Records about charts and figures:
[Begin]

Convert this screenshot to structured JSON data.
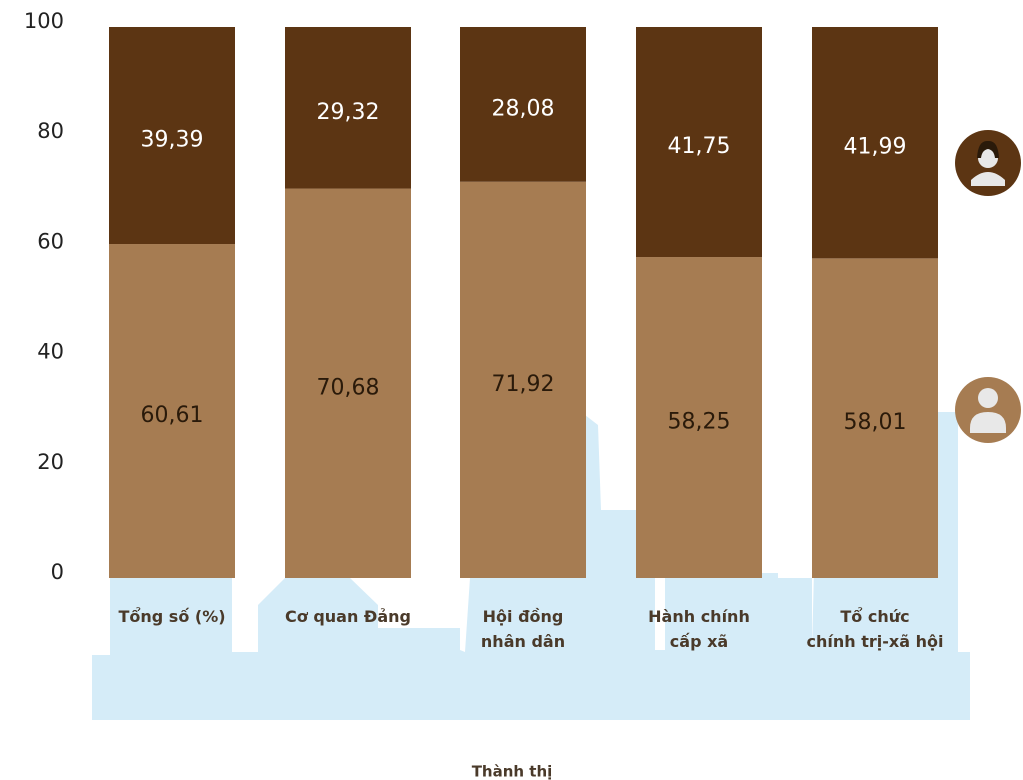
{
  "chart_data": {
    "type": "stacked_bar",
    "categories": [
      "Tổng số (%)",
      "Cơ quan Đảng",
      "Hội đồng\nnhân dân",
      "Hành chính\ncấp xã",
      "Tổ chức\nchính trị-xã hội"
    ],
    "series": [
      {
        "color": "#a67c52",
        "values": [
          60.61,
          70.68,
          71.92,
          58.25,
          58.01
        ],
        "value_labels": [
          "60,61",
          "70,68",
          "71,92",
          "58,25",
          "58,01"
        ]
      },
      {
        "color": "#5c3513",
        "values": [
          39.39,
          29.32,
          28.08,
          41.75,
          41.99
        ],
        "value_labels": [
          "39,39",
          "29,32",
          "28,08",
          "41,75",
          "41,99"
        ]
      }
    ],
    "ylim": [
      0,
      100
    ],
    "yticks": [
      0,
      20,
      40,
      60,
      80,
      100
    ],
    "x_label": "Thành thị"
  }
}
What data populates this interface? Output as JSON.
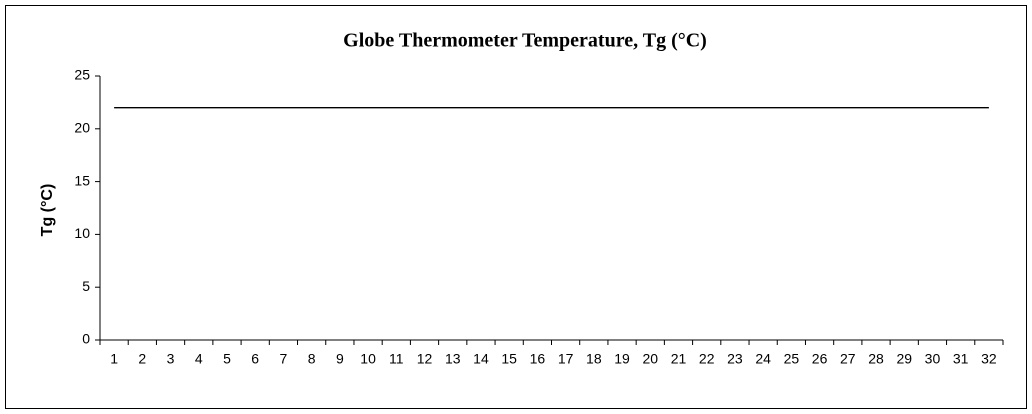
{
  "chart_data": {
    "type": "line",
    "title": "Globe Thermometer Temperature, Tg (°C)",
    "y_label": "Tg (°C)",
    "categories": [
      "1",
      "2",
      "3",
      "4",
      "5",
      "6",
      "7",
      "8",
      "9",
      "10",
      "11",
      "12",
      "13",
      "14",
      "15",
      "16",
      "17",
      "18",
      "19",
      "20",
      "21",
      "22",
      "23",
      "24",
      "25",
      "26",
      "27",
      "28",
      "29",
      "30",
      "31",
      "32"
    ],
    "values": [
      22,
      22,
      22,
      22,
      22,
      22,
      22,
      22,
      22,
      22,
      22,
      22,
      22,
      22,
      22,
      22,
      22,
      22,
      22,
      22,
      22,
      22,
      22,
      22,
      22,
      22,
      22,
      22,
      22,
      22,
      22,
      22
    ],
    "color": "#000000",
    "ylim": [
      0,
      25
    ],
    "yticks": [
      0,
      5,
      10,
      15,
      20,
      25
    ],
    "grid": false
  }
}
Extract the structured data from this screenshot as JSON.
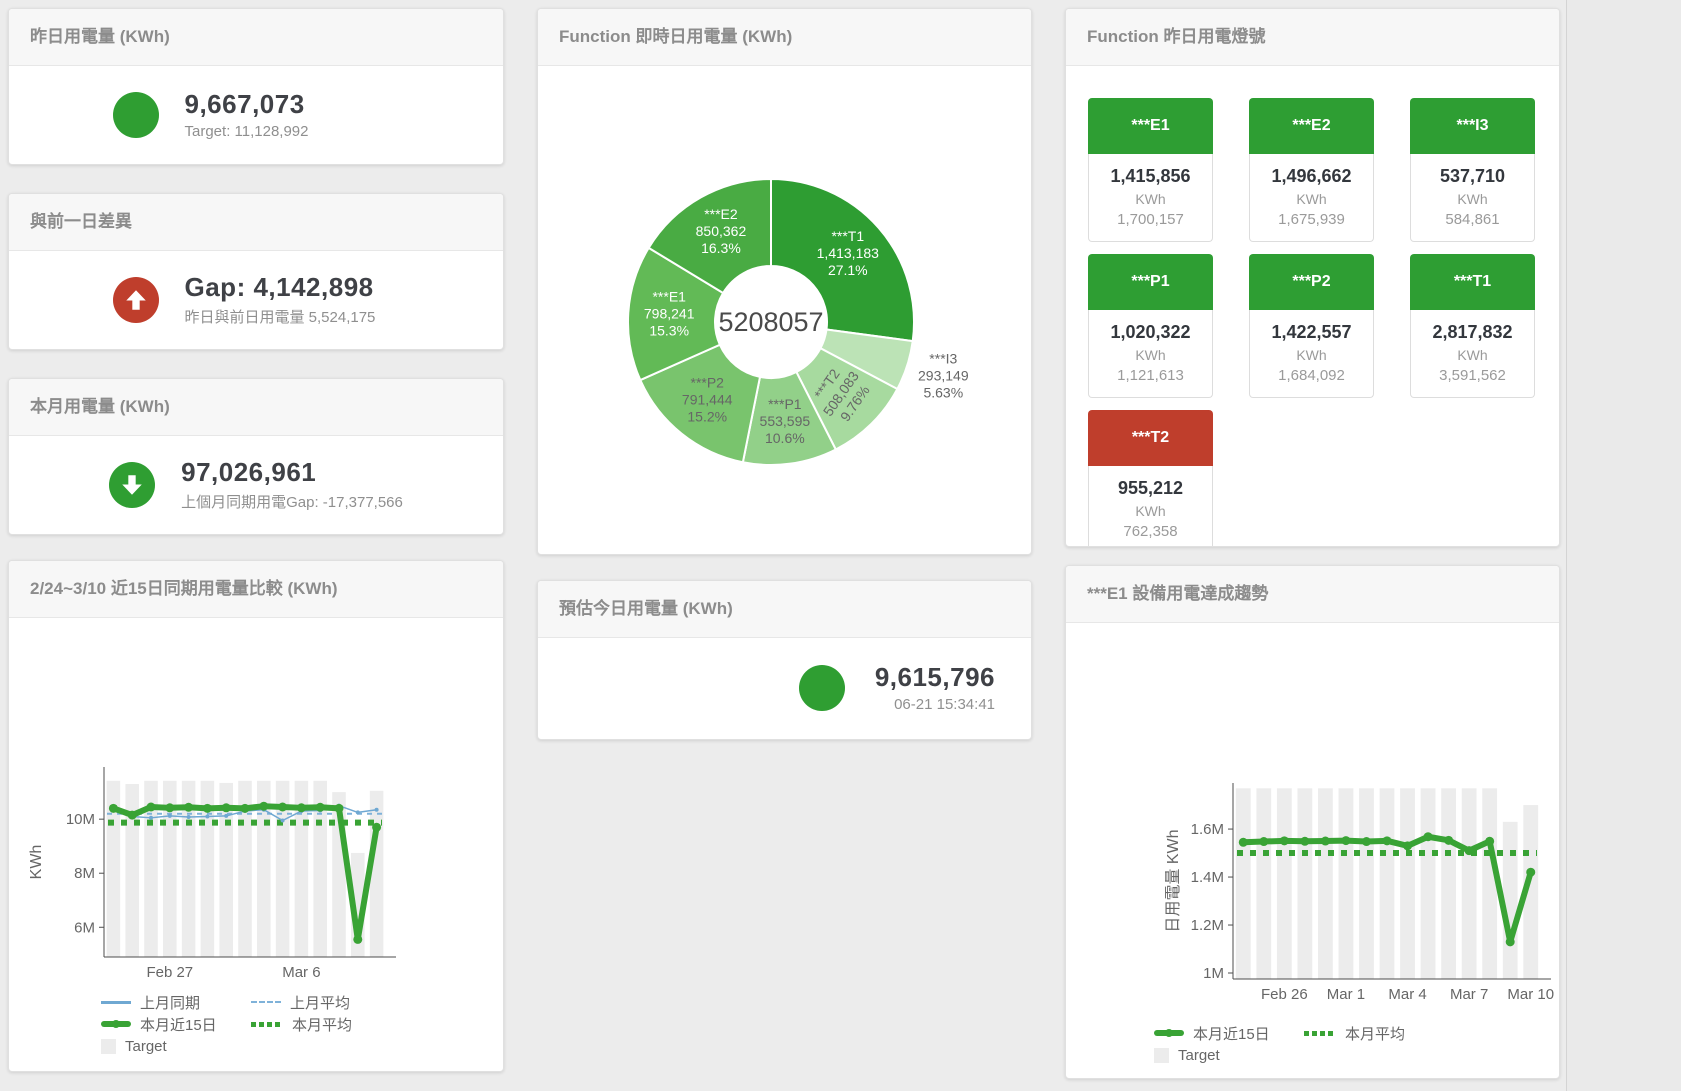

[End]

What you will do: Strip out the pictures and quote the remaining data word for word.

Full response:
Convert this screenshot to structured JSON data.
{
  "chart_data": {
    "type": "stacked_bar",
    "categories": [
      "Tổng số (%)",
      "Cơ quan Đảng",
      "Hội đồng\nnhân dân",
      "Hành chính\ncấp xã",
      "Tổ chức\nchính trị-xã hội"
    ],
    "series": [
      {
        "color": "#a67c52",
        "values": [
          60.61,
          70.68,
          71.92,
          58.25,
          58.01
        ],
        "value_labels": [
          "60,61",
          "70,68",
          "71,92",
          "58,25",
          "58,01"
        ]
      },
      {
        "color": "#5c3513",
        "values": [
          39.39,
          29.32,
          28.08,
          41.75,
          41.99
        ],
        "value_labels": [
          "39,39",
          "29,32",
          "28,08",
          "41,75",
          "41,99"
        ]
      }
    ],
    "ylim": [
      0,
      100
    ],
    "yticks": [
      0,
      20,
      40,
      60,
      80,
      100
    ],
    "x_label": "Thành thị"
  }
}
What data populates this interface? Output as JSON.
{
  "chart_data": {
    "type": "line",
    "title": "Globe Thermometer Temperature, Tg (°C)",
    "y_label": "Tg (°C)",
    "categories": [
      "1",
      "2",
      "3",
      "4",
      "5",
      "6",
      "7",
      "8",
      "9",
      "10",
      "11",
      "12",
      "13",
      "14",
      "15",
      "16",
      "17",
      "18",
      "19",
      "20",
      "21",
      "22",
      "23",
      "24",
      "25",
      "26",
      "27",
      "28",
      "29",
      "30",
      "31",
      "32"
    ],
    "values": [
      22,
      22,
      22,
      22,
      22,
      22,
      22,
      22,
      22,
      22,
      22,
      22,
      22,
      22,
      22,
      22,
      22,
      22,
      22,
      22,
      22,
      22,
      22,
      22,
      22,
      22,
      22,
      22,
      22,
      22,
      22,
      22
    ],
    "color": "#000000",
    "ylim": [
      0,
      25
    ],
    "yticks": [
      0,
      5,
      10,
      15,
      20,
      25
    ],
    "grid": false
  }
}
Extract the structured data from this screenshot as JSON.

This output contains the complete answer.